Records contained in a dataset
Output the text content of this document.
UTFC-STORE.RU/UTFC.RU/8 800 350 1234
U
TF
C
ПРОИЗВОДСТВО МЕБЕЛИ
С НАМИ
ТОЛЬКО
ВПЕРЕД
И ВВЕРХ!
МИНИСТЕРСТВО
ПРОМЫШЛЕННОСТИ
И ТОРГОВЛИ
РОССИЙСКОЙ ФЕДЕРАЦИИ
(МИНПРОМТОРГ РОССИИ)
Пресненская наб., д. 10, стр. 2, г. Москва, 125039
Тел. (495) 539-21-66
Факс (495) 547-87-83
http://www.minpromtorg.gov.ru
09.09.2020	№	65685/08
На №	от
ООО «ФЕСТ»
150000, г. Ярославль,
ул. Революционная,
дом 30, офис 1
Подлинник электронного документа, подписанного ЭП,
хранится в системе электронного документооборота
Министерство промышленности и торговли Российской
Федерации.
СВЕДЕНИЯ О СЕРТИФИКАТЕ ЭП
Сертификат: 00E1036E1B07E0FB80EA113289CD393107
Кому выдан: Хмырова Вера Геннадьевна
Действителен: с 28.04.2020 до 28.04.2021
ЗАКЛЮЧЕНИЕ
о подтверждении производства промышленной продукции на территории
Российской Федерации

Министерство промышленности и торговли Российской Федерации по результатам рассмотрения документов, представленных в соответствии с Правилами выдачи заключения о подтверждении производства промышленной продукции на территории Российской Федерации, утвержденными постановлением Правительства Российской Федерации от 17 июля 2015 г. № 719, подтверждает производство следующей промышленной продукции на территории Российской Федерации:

SET TASK — Your task is to transcribe the material exactly.

SOLVED EXERCISE —
Output the text content of this document.
UTFC-STORE.RU/UTFC.RU/8 800 350 1234
U
TF
C
ПРОИЗВОДСТВО МЕБЕЛИ
С НАМИ
ТОЛЬКО
ВПЕРЕД
И ВВЕРХ!
МИНИСТЕРСТВО
ПРОМЫШЛЕННОСТИ
И ТОРГОВЛИ
РОССИЙСКОЙ ФЕДЕРАЦИИ
(МИНПРОМТОРГ РОССИИ)
Пресненская наб., д. 10, стр. 2, г. Москва, 125039
Тел. (495) 539-21-66
Факс (495) 547-87-83
http://www.minpromtorg.gov.ru
09.09.2020	№	65685/08
На №	от
ООО «ФЕСТ»
150000, г. Ярославль,
ул. Революционная,
дом 30, офис 1
Подлинник электронного документа, подписанного ЭП,
хранится в системе электронного документооборота
Министерство промышленности и торговли Российской
Федерации.
СВЕДЕНИЯ О СЕРТИФИКАТЕ ЭП
Сертификат: 00E1036E1B07E0FB80EA113289CD393107
Кому выдан: Хмырова Вера Геннадьевна
Действителен: с 28.04.2020 до 28.04.2021
ЗАКЛЮЧЕНИЕ
о подтверждении производства промышленной продукции на территории
Российской Федерации

Министерство промышленности и торговли Российской Федерации по результатам рассмотрения документов, представленных в соответствии с Правилами выдачи заключения о подтверждении производства промышленной продукции на территории Российской Федерации, утвержденными постановлением Правительства Российской Федерации от 17 июля 2015 г. № 719, подтверждает производство следующей промышленной продукции на территории Российской Федерации:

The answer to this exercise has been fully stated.